Your instructions: Pick out and copy every line below that has the word "time".

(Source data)
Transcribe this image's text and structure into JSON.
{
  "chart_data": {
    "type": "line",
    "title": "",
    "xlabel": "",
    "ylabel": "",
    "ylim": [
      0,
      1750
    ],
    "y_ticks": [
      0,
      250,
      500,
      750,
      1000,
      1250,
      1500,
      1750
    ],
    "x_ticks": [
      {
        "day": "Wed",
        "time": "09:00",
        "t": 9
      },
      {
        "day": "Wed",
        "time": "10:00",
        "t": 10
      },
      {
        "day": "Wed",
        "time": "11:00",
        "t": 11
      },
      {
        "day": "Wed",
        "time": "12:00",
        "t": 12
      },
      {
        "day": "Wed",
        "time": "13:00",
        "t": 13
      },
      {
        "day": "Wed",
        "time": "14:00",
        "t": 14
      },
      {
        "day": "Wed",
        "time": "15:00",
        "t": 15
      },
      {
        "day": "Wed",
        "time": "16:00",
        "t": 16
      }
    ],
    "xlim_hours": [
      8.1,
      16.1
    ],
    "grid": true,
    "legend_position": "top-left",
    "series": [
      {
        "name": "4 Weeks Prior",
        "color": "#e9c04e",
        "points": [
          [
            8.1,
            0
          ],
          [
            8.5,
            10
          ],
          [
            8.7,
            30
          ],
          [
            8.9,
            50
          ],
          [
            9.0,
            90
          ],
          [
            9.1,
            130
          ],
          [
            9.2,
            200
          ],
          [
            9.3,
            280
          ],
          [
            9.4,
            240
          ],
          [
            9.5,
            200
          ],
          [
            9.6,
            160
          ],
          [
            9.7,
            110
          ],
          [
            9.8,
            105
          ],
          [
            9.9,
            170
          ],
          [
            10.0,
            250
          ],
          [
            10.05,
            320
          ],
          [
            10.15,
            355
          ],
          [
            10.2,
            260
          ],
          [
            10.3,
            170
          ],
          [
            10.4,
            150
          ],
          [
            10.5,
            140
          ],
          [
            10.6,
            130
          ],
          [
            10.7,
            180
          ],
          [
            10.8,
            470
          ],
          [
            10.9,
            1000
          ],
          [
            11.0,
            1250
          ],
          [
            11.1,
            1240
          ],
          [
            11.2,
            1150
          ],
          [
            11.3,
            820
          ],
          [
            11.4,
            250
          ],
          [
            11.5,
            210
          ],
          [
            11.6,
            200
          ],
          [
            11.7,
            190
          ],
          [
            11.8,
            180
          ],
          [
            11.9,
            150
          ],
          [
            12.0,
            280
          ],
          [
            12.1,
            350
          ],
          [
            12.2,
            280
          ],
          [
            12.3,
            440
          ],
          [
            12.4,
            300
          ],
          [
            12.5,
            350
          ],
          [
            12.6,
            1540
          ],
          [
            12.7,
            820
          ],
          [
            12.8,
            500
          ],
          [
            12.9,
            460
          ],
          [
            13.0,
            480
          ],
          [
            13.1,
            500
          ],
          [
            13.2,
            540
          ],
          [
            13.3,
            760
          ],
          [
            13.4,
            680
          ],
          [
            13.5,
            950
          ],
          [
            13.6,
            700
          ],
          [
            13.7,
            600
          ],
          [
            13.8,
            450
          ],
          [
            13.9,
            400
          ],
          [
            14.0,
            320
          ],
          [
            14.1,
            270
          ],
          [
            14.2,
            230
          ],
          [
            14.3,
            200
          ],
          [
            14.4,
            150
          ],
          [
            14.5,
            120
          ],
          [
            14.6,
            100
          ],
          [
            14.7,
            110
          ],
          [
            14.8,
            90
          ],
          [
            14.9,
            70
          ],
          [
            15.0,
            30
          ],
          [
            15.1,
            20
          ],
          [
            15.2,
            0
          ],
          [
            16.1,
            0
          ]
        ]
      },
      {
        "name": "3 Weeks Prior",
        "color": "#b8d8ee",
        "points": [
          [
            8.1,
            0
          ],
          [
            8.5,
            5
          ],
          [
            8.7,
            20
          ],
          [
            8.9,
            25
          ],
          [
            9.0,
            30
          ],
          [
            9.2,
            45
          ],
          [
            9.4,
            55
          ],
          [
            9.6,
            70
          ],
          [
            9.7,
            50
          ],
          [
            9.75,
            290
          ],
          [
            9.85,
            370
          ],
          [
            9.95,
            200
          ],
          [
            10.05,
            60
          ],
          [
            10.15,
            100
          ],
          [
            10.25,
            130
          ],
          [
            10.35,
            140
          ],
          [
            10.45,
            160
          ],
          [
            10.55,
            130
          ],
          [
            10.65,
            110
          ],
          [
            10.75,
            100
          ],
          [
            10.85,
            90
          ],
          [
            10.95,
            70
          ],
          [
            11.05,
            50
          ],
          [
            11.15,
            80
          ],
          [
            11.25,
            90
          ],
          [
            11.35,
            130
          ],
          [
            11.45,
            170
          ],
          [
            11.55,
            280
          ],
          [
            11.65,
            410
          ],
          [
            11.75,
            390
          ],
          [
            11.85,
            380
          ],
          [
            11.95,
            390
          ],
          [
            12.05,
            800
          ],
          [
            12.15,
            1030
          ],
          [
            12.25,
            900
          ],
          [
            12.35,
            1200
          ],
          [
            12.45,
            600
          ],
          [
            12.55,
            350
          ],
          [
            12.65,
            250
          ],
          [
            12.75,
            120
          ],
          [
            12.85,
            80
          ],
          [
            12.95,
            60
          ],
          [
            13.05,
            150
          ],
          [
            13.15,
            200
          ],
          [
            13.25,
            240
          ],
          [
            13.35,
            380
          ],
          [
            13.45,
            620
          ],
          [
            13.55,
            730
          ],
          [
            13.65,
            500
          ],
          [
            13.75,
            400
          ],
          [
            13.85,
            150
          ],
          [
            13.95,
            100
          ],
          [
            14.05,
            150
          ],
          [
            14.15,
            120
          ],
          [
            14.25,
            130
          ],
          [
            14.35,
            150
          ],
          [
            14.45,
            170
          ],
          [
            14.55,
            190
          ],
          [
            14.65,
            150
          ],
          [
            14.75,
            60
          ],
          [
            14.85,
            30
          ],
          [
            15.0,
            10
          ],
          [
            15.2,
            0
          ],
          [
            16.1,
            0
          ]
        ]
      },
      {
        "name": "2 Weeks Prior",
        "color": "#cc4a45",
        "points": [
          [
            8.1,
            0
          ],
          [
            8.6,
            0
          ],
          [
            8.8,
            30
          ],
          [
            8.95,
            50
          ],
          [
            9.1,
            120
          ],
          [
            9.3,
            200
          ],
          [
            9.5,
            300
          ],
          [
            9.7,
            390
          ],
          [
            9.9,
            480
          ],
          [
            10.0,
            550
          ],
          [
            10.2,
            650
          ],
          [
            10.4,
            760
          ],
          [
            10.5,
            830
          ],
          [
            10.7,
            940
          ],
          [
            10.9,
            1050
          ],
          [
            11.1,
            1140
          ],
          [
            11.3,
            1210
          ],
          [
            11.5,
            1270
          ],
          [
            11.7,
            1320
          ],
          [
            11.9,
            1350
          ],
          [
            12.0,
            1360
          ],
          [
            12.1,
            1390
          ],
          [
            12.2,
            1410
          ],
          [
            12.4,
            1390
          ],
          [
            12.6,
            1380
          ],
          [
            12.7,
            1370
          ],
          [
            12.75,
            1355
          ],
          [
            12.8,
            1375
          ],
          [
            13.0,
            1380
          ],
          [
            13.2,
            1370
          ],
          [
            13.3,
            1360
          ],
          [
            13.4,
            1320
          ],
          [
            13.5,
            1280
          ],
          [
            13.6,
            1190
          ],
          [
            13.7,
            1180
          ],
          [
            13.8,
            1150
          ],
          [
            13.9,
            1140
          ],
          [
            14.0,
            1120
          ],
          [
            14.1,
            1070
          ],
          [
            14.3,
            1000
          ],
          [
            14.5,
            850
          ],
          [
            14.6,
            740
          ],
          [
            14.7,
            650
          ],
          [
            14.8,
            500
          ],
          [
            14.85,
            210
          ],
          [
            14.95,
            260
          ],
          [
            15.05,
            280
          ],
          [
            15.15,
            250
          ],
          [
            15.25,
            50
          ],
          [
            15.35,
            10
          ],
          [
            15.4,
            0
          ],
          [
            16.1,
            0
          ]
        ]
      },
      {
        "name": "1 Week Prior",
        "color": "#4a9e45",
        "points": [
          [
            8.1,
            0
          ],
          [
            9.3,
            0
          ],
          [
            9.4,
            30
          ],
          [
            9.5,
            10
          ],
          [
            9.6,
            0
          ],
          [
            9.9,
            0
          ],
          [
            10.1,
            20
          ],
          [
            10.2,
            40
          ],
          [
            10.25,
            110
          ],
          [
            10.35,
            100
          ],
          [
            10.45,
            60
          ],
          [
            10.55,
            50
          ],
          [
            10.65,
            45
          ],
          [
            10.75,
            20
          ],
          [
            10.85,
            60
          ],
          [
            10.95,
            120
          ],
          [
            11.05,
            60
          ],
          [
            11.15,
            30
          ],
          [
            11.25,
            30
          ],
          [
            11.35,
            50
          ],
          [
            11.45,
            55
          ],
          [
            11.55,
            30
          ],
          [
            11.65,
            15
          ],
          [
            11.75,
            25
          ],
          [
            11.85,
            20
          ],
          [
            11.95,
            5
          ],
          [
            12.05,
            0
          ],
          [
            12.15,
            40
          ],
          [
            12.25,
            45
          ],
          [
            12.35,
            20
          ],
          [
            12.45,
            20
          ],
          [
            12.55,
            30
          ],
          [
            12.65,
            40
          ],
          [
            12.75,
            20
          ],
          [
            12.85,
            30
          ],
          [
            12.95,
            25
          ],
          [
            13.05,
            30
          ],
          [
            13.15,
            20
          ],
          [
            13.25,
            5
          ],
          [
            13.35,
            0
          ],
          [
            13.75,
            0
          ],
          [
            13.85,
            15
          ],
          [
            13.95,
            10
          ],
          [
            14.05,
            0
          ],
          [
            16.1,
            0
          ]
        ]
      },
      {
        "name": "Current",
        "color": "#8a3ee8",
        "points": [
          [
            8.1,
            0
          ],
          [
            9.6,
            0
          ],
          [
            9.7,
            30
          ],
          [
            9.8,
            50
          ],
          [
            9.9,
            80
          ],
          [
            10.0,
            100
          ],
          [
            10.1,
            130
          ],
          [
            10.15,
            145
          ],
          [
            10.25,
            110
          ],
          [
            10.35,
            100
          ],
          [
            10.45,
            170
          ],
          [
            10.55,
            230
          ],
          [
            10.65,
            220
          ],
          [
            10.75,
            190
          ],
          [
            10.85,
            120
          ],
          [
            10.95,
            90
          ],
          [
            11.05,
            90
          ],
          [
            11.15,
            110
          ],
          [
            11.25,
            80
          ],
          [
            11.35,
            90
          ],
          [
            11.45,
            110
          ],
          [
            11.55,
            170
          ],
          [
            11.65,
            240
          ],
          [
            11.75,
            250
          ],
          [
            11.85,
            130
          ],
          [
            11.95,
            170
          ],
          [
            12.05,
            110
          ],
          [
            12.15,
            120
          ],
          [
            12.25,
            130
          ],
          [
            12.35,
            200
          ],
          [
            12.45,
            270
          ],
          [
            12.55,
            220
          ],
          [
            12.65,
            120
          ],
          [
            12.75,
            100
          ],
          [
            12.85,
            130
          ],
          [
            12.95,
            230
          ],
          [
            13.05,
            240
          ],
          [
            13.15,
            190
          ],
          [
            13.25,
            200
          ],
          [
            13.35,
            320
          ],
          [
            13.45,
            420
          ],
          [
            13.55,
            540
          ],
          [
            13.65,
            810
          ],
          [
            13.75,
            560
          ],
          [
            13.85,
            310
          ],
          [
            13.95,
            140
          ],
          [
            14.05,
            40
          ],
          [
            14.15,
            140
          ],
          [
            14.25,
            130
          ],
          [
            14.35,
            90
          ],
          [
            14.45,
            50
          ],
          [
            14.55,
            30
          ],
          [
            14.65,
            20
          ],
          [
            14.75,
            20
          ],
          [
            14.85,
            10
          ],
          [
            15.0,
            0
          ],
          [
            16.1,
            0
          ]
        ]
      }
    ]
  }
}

Finished task:
        "time": "09:00",
        "time": "10:00",
        "time": "11:00",
        "time": "12:00",
        "time": "13:00",
        "time": "14:00",
        "time": "15:00",
        "time": "16:00",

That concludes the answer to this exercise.